▶ _TASK TO CARRY OUT_: Write out the data below exactly as given, without any of its pictures.

▶ _RAW DATA_:
-*-*-
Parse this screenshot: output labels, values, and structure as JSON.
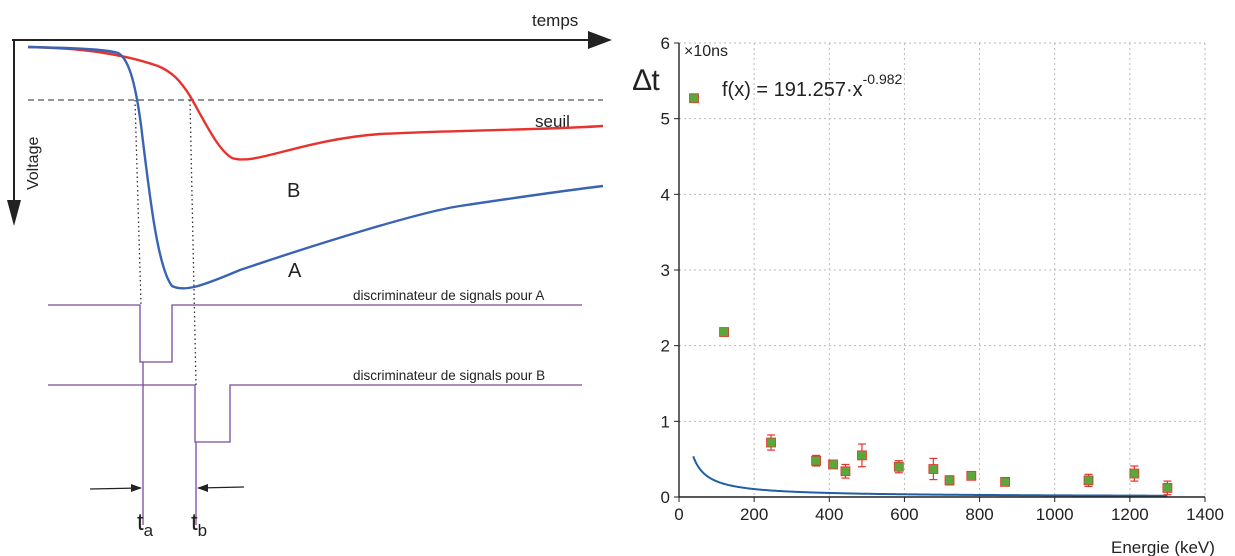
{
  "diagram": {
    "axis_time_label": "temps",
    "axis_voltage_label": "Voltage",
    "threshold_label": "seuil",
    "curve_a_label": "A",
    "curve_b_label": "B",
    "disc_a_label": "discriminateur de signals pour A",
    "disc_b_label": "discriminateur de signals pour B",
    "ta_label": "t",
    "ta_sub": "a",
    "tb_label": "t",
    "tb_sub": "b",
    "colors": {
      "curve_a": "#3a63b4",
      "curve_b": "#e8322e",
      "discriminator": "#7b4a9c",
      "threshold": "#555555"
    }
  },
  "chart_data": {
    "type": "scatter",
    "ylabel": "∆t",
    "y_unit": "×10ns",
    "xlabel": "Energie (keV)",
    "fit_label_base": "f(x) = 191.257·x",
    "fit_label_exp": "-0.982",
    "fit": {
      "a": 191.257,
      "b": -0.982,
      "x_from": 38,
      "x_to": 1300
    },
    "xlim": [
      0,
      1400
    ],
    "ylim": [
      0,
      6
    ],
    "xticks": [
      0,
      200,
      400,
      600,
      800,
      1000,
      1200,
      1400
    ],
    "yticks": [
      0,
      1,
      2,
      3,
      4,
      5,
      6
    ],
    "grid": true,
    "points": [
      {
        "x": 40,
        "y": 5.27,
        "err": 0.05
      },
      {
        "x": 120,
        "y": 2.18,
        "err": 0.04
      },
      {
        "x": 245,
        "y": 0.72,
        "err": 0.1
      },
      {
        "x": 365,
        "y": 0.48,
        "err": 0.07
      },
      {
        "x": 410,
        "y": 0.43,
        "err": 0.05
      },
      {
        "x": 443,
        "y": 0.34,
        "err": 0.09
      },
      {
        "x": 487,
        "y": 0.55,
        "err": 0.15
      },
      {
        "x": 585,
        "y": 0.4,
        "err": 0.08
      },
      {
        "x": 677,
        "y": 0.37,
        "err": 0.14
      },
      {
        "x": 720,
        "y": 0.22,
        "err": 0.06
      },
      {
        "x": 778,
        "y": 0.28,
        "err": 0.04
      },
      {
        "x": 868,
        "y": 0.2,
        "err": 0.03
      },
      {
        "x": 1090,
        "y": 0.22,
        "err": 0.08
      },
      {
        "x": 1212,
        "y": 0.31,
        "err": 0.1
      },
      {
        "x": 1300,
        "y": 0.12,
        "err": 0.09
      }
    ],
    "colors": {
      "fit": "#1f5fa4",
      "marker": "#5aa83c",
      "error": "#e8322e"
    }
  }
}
-*-*-
▶ _RESULT OF THE EXERCISE_:
Parse this screenshot: output labels, values, and structure as JSON.
{
  "diagram": {
    "axis_time_label": "temps",
    "axis_voltage_label": "Voltage",
    "threshold_label": "seuil",
    "curve_a_label": "A",
    "curve_b_label": "B",
    "disc_a_label": "discriminateur de signals pour A",
    "disc_b_label": "discriminateur de signals pour B",
    "ta_label": "t",
    "ta_sub": "a",
    "tb_label": "t",
    "tb_sub": "b",
    "colors": {
      "curve_a": "#3a63b4",
      "curve_b": "#e8322e",
      "discriminator": "#7b4a9c",
      "threshold": "#555555"
    }
  },
  "chart_data": {
    "type": "scatter",
    "ylabel": "∆t",
    "y_unit": "×10ns",
    "xlabel": "Energie (keV)",
    "fit_label_base": "f(x) = 191.257·x",
    "fit_label_exp": "-0.982",
    "fit": {
      "a": 191.257,
      "b": -0.982,
      "x_from": 38,
      "x_to": 1300
    },
    "xlim": [
      0,
      1400
    ],
    "ylim": [
      0,
      6
    ],
    "xticks": [
      0,
      200,
      400,
      600,
      800,
      1000,
      1200,
      1400
    ],
    "yticks": [
      0,
      1,
      2,
      3,
      4,
      5,
      6
    ],
    "grid": true,
    "points": [
      {
        "x": 40,
        "y": 5.27,
        "err": 0.05
      },
      {
        "x": 120,
        "y": 2.18,
        "err": 0.04
      },
      {
        "x": 245,
        "y": 0.72,
        "err": 0.1
      },
      {
        "x": 365,
        "y": 0.48,
        "err": 0.07
      },
      {
        "x": 410,
        "y": 0.43,
        "err": 0.05
      },
      {
        "x": 443,
        "y": 0.34,
        "err": 0.09
      },
      {
        "x": 487,
        "y": 0.55,
        "err": 0.15
      },
      {
        "x": 585,
        "y": 0.4,
        "err": 0.08
      },
      {
        "x": 677,
        "y": 0.37,
        "err": 0.14
      },
      {
        "x": 720,
        "y": 0.22,
        "err": 0.06
      },
      {
        "x": 778,
        "y": 0.28,
        "err": 0.04
      },
      {
        "x": 868,
        "y": 0.2,
        "err": 0.03
      },
      {
        "x": 1090,
        "y": 0.22,
        "err": 0.08
      },
      {
        "x": 1212,
        "y": 0.31,
        "err": 0.1
      },
      {
        "x": 1300,
        "y": 0.12,
        "err": 0.09
      }
    ],
    "colors": {
      "fit": "#1f5fa4",
      "marker": "#5aa83c",
      "error": "#e8322e"
    }
  }
}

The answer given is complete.